**EXERCISE REQUIREMENTS:**
Copy out each line exactly as it appears.
+--
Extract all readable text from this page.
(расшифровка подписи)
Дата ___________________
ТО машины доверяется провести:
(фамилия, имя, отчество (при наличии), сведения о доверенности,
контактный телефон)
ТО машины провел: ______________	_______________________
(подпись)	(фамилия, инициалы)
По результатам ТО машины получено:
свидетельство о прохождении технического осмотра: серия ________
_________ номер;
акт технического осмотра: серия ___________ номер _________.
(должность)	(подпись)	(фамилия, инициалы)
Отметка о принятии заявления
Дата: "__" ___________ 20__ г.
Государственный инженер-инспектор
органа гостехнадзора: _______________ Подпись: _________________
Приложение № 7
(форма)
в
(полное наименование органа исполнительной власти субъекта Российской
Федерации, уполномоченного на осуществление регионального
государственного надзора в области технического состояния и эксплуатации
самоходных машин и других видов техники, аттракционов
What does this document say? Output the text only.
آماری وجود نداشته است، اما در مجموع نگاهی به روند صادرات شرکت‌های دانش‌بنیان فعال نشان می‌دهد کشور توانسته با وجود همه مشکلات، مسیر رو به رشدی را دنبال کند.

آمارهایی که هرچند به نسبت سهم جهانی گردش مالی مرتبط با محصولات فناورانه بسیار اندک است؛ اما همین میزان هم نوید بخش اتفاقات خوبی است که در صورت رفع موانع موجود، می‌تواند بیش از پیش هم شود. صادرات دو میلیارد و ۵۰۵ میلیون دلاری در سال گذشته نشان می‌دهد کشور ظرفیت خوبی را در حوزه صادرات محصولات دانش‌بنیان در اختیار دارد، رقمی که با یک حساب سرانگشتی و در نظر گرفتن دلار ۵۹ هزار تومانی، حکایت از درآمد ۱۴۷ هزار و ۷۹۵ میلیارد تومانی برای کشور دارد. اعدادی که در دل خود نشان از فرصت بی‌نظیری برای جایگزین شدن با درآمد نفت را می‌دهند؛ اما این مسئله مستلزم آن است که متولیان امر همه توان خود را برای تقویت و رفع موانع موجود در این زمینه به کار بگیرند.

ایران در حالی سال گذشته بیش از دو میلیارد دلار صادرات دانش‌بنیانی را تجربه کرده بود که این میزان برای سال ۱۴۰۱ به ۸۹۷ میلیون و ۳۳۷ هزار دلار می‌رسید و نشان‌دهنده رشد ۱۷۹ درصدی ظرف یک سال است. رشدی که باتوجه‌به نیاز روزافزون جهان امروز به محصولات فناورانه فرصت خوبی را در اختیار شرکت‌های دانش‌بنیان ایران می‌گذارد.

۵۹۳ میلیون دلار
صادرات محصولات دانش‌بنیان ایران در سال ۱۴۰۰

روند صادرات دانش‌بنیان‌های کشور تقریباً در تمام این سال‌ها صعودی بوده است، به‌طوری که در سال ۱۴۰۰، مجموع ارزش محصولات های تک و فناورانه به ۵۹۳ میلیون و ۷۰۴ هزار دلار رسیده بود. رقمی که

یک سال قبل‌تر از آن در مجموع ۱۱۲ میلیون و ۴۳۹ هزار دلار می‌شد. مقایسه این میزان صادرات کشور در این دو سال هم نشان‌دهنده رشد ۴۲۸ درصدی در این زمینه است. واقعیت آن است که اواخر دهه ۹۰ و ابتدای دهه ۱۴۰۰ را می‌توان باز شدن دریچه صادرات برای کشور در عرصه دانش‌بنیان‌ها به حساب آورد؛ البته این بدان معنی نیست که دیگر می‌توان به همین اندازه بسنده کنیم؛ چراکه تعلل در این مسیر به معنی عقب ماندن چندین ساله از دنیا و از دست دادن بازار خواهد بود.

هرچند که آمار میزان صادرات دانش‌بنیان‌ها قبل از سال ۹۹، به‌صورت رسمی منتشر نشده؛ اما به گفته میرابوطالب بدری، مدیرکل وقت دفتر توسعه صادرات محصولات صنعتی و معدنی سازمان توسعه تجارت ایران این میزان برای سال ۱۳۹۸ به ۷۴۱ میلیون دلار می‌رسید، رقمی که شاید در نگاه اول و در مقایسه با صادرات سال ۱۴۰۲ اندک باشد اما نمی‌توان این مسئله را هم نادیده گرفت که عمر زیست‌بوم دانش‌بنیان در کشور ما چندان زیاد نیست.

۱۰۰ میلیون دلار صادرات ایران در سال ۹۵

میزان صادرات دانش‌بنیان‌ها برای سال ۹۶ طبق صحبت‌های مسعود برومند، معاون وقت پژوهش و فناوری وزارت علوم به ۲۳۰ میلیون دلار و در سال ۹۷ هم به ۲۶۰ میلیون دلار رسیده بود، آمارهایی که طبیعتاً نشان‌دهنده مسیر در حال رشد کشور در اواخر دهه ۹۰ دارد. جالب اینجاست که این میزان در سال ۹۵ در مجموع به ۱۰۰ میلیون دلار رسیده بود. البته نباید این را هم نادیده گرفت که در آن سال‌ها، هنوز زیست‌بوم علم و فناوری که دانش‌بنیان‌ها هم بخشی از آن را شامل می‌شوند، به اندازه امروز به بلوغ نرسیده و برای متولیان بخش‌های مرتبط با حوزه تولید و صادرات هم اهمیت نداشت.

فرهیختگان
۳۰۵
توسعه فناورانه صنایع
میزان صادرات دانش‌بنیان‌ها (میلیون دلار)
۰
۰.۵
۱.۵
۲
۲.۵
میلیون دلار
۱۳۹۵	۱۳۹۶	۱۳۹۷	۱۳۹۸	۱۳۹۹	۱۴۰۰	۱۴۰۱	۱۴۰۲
+--
**WRITTEN REPLY:**
Extract all readable text from this page.
(расшифровка подписи)
Дата ___________________
ТО машины доверяется провести:
(фамилия, имя, отчество (при наличии), сведения о доверенности,
контактный телефон)
ТО машины провел: ______________	_______________________
(подпись)	(фамилия, инициалы)
По результатам ТО машины получено:
свидетельство о прохождении технического осмотра: серия ________
_________ номер;
акт технического осмотра: серия ___________ номер _________.
(должность)	(подпись)	(фамилия, инициалы)
Отметка о принятии заявления
Дата: "__" ___________ 20__ г.
Государственный инженер-инспектор
органа гостехнадзора: _______________ Подпись: _________________
Приложение № 7
(форма)
в
(полное наименование органа исполнительной власти субъекта Российской
Федерации, уполномоченного на осуществление регионального
государственного надзора в области технического состояния и эксплуатации
самоходных машин и других видов техники, аттракционов
What does this document say? Output the text only.
آماری وجود نداشته است، اما در مجموع نگاهی به روند صادرات شرکت‌های دانش‌بنیان فعال نشان می‌دهد کشور توانسته با وجود همه مشکلات، مسیر رو به رشدی را دنبال کند.

آمارهایی که هرچند به نسبت سهم جهانی گردش مالی مرتبط با محصولات فناورانه بسیار اندک است؛ اما همین میزان هم نوید بخش اتفاقات خوبی است که در صورت رفع موانع موجود، می‌تواند بیش از پیش هم شود. صادرات دو میلیارد و ۵۰۵ میلیون دلاری در سال گذشته نشان می‌دهد کشور ظرفیت خوبی را در حوزه صادرات محصولات دانش‌بنیان در اختیار دارد، رقمی که با یک حساب سرانگشتی و در نظر گرفتن دلار ۵۹ هزار تومانی، حکایت از درآمد ۱۴۷ هزار و ۷۹۵ میلیارد تومانی برای کشور دارد. اعدادی که در دل خود نشان از فرصت بی‌نظیری برای جایگزین شدن با درآمد نفت را می‌دهند؛ اما این مسئله مستلزم آن است که متولیان امر همه توان خود را برای تقویت و رفع موانع موجود در این زمینه به کار بگیرند.

ایران در حالی سال گذشته بیش از دو میلیارد دلار صادرات دانش‌بنیانی را تجربه کرده بود که این میزان برای سال ۱۴۰۱ به ۸۹۷ میلیون و ۳۳۷ هزار دلار می‌رسید و نشان‌دهنده رشد ۱۷۹ درصدی ظرف یک سال است. رشدی که باتوجه‌به نیاز روزافزون جهان امروز به محصولات فناورانه فرصت خوبی را در اختیار شرکت‌های دانش‌بنیان ایران می‌گذارد.

۵۹۳ میلیون دلار
صادرات محصولات دانش‌بنیان ایران در سال ۱۴۰۰

روند صادرات دانش‌بنیان‌های کشور تقریباً در تمام این سال‌ها صعودی بوده است، به‌طوری که در سال ۱۴۰۰، مجموع ارزش محصولات های تک و فناورانه به ۵۹۳ میلیون و ۷۰۴ هزار دلار رسیده بود. رقمی که

یک سال قبل‌تر از آن در مجموع ۱۱۲ میلیون و ۴۳۹ هزار دلار می‌شد. مقایسه این میزان صادرات کشور در این دو سال هم نشان‌دهنده رشد ۴۲۸ درصدی در این زمینه است. واقعیت آن است که اواخر دهه ۹۰ و ابتدای دهه ۱۴۰۰ را می‌توان باز شدن دریچه صادرات برای کشور در عرصه دانش‌بنیان‌ها به حساب آورد؛ البته این بدان معنی نیست که دیگر می‌توان به همین اندازه بسنده کنیم؛ چراکه تعلل در این مسیر به معنی عقب ماندن چندین ساله از دنیا و از دست دادن بازار خواهد بود.

هرچند که آمار میزان صادرات دانش‌بنیان‌ها قبل از سال ۹۹، به‌صورت رسمی منتشر نشده؛ اما به گفته میرابوطالب بدری، مدیرکل وقت دفتر توسعه صادرات محصولات صنعتی و معدنی سازمان توسعه تجارت ایران این میزان برای سال ۱۳۹۸ به ۷۴۱ میلیون دلار می‌رسید، رقمی که شاید در نگاه اول و در مقایسه با صادرات سال ۱۴۰۲ اندک باشد اما نمی‌توان این مسئله را هم نادیده گرفت که عمر زیست‌بوم دانش‌بنیان در کشور ما چندان زیاد نیست.

۱۰۰ میلیون دلار صادرات ایران در سال ۹۵

میزان صادرات دانش‌بنیان‌ها برای سال ۹۶ طبق صحبت‌های مسعود برومند، معاون وقت پژوهش و فناوری وزارت علوم به ۲۳۰ میلیون دلار و در سال ۹۷ هم به ۲۶۰ میلیون دلار رسیده بود، آمارهایی که طبیعتاً نشان‌دهنده مسیر در حال رشد کشور در اواخر دهه ۹۰ دارد. جالب اینجاست که این میزان در سال ۹۵ در مجموع به ۱۰۰ میلیون دلار رسیده بود. البته نباید این را هم نادیده گرفت که در آن سال‌ها، هنوز زیست‌بوم علم و فناوری که دانش‌بنیان‌ها هم بخشی از آن را شامل می‌شوند، به اندازه امروز به بلوغ نرسیده و برای متولیان بخش‌های مرتبط با حوزه تولید و صادرات هم اهمیت نداشت.

فرهیختگان
۳۰۵
توسعه فناورانه صنایع
میزان صادرات دانش‌بنیان‌ها (میلیون دلار)
۰
۰.۵
۱.۵
۲
۲.۵
میلیون دلار
۱۳۹۵	۱۳۹۶	۱۳۹۷	۱۳۹۸	۱۳۹۹	۱۴۰۰	۱۴۰۱	۱۴۰۲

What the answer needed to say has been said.